In the News: PayPal Enters China; IP Theft Tops Risk Survey; and Arbitration Arrangement Takes Effect

October 07, 2019 | BY

Vincent Chow

PayPal acquires controlling stake in Chinese payments company; Trade war, IP theft biggest worries for companies in China, survey finds; and Hong Kong-mainland arbitration interim measures arrangement takes effect

China approves first foreign digital payments company to enter market

PayPal will be the first foreign company to enter China's digital payment market after acquiring a majority stake in domestic payments firm Gopay. The People's Bank of China (PBOC), China's central bank, approved Gopay's sale of a 70% stake to PayPal which gives the popular U.S. digital money transfer platform access to various domestic payments licences. PayPal is the first foreign company to enter China's digital payment services market on the back of the PBOC opening up the market to foreign companies in March 2018, with the requirement that they have a payment business permit.

→ DATA EXCERPTS:
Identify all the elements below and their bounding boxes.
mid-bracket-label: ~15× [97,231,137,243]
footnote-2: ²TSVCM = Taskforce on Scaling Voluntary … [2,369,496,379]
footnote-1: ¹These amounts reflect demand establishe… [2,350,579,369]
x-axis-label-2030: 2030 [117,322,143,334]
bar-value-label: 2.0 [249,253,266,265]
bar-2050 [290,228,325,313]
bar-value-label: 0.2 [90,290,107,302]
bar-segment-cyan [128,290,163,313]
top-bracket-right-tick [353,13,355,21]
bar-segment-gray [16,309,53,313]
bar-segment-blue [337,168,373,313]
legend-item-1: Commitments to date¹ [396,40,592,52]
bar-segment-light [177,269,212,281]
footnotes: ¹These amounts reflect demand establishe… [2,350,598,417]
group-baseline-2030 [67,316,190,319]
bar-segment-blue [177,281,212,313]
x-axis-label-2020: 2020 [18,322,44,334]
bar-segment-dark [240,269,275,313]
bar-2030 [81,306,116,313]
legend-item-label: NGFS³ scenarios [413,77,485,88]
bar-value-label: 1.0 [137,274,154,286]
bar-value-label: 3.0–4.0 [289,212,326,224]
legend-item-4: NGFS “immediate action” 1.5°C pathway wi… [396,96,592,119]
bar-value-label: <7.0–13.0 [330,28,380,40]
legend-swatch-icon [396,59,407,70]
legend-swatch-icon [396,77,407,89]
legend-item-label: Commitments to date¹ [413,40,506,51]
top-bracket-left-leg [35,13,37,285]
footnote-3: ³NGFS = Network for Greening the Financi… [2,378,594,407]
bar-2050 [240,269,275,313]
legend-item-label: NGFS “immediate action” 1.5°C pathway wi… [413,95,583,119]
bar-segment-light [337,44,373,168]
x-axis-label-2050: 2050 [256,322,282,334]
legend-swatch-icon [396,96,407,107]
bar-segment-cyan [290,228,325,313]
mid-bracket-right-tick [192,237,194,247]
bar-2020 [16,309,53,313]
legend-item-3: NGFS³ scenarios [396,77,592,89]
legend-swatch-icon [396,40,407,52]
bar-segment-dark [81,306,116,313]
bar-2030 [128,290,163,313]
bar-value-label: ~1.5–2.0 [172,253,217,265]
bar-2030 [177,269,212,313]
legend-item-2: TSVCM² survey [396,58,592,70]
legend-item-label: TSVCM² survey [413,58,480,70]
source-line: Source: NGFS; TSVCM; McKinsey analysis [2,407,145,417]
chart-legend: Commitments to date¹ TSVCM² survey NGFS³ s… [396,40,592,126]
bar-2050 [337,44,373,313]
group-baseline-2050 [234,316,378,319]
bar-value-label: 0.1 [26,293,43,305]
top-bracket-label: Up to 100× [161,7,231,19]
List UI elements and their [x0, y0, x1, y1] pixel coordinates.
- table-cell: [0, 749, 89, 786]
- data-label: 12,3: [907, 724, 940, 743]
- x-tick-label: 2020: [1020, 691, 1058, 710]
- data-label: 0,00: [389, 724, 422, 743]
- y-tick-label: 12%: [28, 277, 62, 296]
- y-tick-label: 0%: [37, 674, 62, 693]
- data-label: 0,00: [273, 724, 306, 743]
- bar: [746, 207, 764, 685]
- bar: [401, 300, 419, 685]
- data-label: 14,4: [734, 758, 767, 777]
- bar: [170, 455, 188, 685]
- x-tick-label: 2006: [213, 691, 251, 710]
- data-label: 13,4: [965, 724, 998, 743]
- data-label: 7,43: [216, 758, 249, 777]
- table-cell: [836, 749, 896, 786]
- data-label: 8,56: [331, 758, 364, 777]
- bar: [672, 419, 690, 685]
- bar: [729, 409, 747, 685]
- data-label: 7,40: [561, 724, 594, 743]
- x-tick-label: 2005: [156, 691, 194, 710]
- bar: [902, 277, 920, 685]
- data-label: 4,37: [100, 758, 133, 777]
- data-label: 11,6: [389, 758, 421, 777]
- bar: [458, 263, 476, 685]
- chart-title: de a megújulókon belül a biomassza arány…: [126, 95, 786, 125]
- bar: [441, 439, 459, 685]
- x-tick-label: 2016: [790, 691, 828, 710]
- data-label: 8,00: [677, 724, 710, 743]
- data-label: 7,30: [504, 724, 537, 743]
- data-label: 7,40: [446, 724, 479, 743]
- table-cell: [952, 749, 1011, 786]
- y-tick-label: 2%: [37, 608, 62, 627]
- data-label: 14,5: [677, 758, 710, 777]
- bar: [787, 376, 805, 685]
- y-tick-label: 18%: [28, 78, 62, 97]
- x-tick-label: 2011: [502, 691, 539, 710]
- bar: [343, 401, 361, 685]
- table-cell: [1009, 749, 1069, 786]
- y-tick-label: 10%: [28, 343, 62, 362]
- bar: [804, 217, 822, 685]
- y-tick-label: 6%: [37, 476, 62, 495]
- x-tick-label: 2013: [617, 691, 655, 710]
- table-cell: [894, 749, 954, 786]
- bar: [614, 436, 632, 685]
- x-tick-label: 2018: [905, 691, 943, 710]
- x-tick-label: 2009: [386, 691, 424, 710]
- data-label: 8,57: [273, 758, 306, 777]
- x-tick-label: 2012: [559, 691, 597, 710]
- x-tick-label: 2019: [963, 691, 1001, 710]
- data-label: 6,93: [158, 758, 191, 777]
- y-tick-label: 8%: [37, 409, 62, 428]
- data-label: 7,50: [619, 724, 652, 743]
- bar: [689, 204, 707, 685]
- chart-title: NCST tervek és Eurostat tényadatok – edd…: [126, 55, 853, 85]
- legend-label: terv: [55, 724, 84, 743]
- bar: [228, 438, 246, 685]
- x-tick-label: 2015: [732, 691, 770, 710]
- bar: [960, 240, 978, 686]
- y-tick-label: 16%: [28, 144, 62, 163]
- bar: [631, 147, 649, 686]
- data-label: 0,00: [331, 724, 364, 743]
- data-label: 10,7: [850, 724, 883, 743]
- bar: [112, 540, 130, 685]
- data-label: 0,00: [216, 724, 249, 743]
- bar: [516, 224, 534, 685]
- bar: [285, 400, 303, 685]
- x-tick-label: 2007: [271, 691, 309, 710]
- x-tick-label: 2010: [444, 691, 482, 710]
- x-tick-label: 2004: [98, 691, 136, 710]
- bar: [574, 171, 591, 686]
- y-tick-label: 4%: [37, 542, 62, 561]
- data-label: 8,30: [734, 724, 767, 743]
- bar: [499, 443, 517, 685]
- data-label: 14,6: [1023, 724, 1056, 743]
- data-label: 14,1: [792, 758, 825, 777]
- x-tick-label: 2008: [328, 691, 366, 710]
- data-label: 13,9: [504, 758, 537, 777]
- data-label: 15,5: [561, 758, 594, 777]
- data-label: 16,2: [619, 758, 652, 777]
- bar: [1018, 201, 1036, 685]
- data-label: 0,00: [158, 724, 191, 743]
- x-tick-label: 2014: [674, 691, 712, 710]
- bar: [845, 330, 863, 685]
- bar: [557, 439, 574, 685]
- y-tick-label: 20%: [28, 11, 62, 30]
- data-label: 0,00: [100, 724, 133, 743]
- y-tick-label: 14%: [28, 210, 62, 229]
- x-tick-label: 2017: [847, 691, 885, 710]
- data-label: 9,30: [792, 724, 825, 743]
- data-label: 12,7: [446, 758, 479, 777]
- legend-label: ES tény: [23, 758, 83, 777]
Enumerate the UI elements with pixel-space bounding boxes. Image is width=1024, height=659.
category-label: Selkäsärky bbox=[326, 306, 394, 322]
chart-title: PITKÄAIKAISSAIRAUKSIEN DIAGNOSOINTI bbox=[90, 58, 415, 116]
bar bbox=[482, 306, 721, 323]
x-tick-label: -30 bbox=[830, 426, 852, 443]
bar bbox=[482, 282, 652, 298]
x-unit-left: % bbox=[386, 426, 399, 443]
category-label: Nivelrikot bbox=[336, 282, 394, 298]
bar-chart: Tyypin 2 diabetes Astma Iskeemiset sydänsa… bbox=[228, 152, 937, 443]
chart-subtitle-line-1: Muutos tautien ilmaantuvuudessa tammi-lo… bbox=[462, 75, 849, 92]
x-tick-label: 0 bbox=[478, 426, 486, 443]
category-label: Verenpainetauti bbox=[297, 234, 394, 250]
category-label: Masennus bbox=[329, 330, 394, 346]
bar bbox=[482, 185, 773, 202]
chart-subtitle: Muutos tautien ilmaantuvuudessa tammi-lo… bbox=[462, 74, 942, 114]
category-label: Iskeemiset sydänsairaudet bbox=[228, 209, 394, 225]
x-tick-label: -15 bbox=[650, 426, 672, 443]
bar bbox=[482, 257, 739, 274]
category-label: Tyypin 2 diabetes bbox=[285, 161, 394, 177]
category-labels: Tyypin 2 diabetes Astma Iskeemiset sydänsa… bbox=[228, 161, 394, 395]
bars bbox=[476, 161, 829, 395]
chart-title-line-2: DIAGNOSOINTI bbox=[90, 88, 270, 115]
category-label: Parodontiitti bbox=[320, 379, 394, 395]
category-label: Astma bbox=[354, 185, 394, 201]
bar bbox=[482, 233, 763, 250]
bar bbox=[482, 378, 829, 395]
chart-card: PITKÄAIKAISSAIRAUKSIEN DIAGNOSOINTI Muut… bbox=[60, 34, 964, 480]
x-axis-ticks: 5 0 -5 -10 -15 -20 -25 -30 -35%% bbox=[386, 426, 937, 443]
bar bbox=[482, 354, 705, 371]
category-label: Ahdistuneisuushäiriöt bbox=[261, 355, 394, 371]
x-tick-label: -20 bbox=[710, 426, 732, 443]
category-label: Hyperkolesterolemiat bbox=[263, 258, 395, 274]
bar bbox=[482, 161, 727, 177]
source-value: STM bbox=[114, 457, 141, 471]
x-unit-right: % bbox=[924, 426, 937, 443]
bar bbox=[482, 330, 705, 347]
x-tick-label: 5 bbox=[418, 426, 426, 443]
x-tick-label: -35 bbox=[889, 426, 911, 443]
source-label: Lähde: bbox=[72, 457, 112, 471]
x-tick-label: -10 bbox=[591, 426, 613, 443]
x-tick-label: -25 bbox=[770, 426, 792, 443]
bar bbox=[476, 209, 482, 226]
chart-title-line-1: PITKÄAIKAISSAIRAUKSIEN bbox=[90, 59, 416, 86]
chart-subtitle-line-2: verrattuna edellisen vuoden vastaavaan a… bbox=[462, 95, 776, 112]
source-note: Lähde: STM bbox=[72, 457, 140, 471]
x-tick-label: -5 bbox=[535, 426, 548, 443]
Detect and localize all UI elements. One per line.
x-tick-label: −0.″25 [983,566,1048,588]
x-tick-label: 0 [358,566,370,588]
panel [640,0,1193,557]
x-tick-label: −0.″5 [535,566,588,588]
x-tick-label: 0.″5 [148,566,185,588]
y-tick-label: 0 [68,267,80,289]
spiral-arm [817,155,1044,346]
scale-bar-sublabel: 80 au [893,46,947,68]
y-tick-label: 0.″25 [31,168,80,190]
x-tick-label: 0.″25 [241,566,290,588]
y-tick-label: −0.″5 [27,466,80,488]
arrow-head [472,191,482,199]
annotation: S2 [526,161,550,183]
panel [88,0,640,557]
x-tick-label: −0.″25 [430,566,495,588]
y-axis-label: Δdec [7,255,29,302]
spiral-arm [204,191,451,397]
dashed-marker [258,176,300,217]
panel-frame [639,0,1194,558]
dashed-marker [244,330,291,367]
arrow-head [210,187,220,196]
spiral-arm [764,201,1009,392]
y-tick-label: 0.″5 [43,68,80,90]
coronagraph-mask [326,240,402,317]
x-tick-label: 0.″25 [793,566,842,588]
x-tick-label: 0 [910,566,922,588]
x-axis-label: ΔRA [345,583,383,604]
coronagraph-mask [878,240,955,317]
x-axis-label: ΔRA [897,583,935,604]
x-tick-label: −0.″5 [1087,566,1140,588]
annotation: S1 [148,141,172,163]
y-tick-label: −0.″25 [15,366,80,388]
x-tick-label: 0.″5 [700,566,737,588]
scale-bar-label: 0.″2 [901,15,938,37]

→ PROBLEM: Transcribe the full news roundup on PayPal's entry into China, word for word, from its headline to its last sentence.

→ IN RESPONSE:
In the News: PayPal Enters China; IP Theft Tops Risk Survey; and Arbitration Arrangement Takes Effect

October 07, 2019 | BY

Vincent Chow

PayPal acquires controlling stake in Chinese payments company; Trade war, IP theft biggest worries for companies in China, survey finds; and Hong Kong-mainland arbitration interim measures arrangement takes effect

China approves first foreign digital payments company to enter market

PayPal will be the first foreign company to enter China's digital payment market after acquiring a majority stake in domestic payments firm Gopay. The People's Bank of China (PBOC), China's central bank, approved Gopay's sale of a 70% stake to PayPal which gives the popular U.S. digital money transfer platform access to various domestic payments licences. PayPal is the first foreign company to enter China's digital payment services market on the back of the PBOC opening up the market to foreign companies in March 2018, with the requirement that they have a payment business permit.